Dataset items
<<<<

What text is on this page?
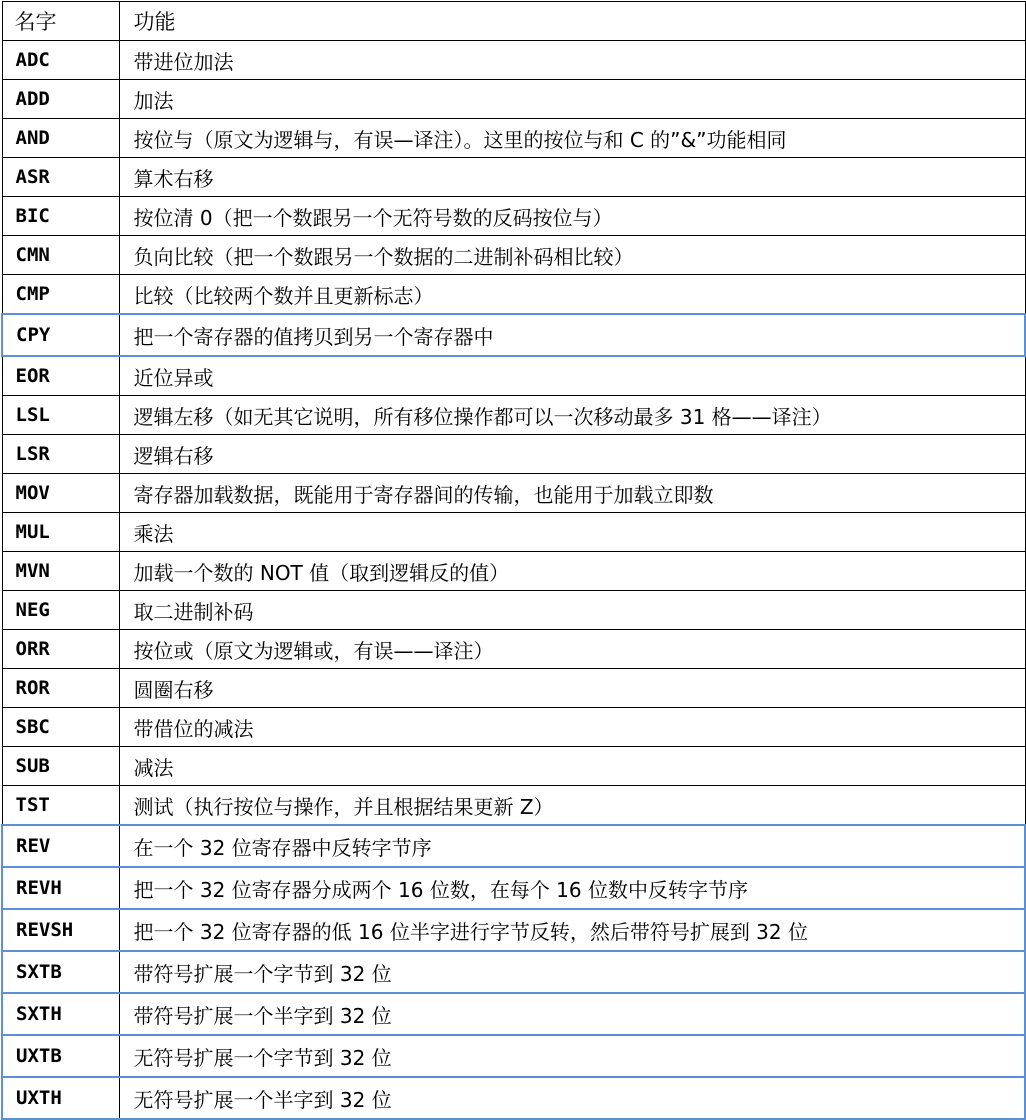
名字	功能
ADC	带进位加法
ADD	加法
AND	按位与（原文为逻辑与，有误—译注）。这里的按位与和 C 的”&”功能相同
ASR	算术右移
BIC	按位清 0（把一个数跟另一个无符号数的反码按位与）
CMN	负向比较（把一个数跟另一个数据的二进制补码相比较）
CMP	比较（比较两个数并且更新标志）
CPY	把一个寄存器的值拷贝到另一个寄存器中
EOR	近位异或
LSL	逻辑左移（如无其它说明，所有移位操作都可以一次移动最多 31 格——译注）
LSR	逻辑右移
MOV	寄存器加载数据，既能用于寄存器间的传输，也能用于加载立即数
MUL	乘法
MVN	加载一个数的 NOT 值（取到逻辑反的值）
NEG	取二进制补码
ORR	按位或（原文为逻辑或，有误——译注）
ROR	圆圈右移
SBC	带借位的减法
SUB	减法
TST	测试（执行按位与操作，并且根据结果更新 Z）
REV	在一个 32 位寄存器中反转字节序
REVH	把一个 32 位寄存器分成两个 16 位数，在每个 16 位数中反转字节序
REVSH	把一个 32 位寄存器的低 16 位半字进行字节反转，然后带符号扩展到 32 位
SXTB	带符号扩展一个字节到 32 位
SXTH	带符号扩展一个半字到 32 位
UXTB	无符号扩展一个字节到 32 位
UXTH	无符号扩展一个半字到 32 位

>>>>

> What you need to do
Quote every line of the records above exactly; no picture is to be copied.

> Answer to this problem
What text is on this page?
名字	功能
ADC	带进位加法
ADD	加法
AND	按位与（原文为逻辑与，有误—译注）。这里的按位与和 C 的”&”功能相同
ASR	算术右移
BIC	按位清 0（把一个数跟另一个无符号数的反码按位与）
CMN	负向比较（把一个数跟另一个数据的二进制补码相比较）
CMP	比较（比较两个数并且更新标志）
CPY	把一个寄存器的值拷贝到另一个寄存器中
EOR	近位异或
LSL	逻辑左移（如无其它说明，所有移位操作都可以一次移动最多 31 格——译注）
LSR	逻辑右移
MOV	寄存器加载数据，既能用于寄存器间的传输，也能用于加载立即数
MUL	乘法
MVN	加载一个数的 NOT 值（取到逻辑反的值）
NEG	取二进制补码
ORR	按位或（原文为逻辑或，有误——译注）
ROR	圆圈右移
SBC	带借位的减法
SUB	减法
TST	测试（执行按位与操作，并且根据结果更新 Z）
REV	在一个 32 位寄存器中反转字节序
REVH	把一个 32 位寄存器分成两个 16 位数，在每个 16 位数中反转字节序
REVSH	把一个 32 位寄存器的低 16 位半字进行字节反转，然后带符号扩展到 32 位
SXTB	带符号扩展一个字节到 32 位
SXTH	带符号扩展一个半字到 32 位
UXTB	无符号扩展一个字节到 32 位
UXTH	无符号扩展一个半字到 32 位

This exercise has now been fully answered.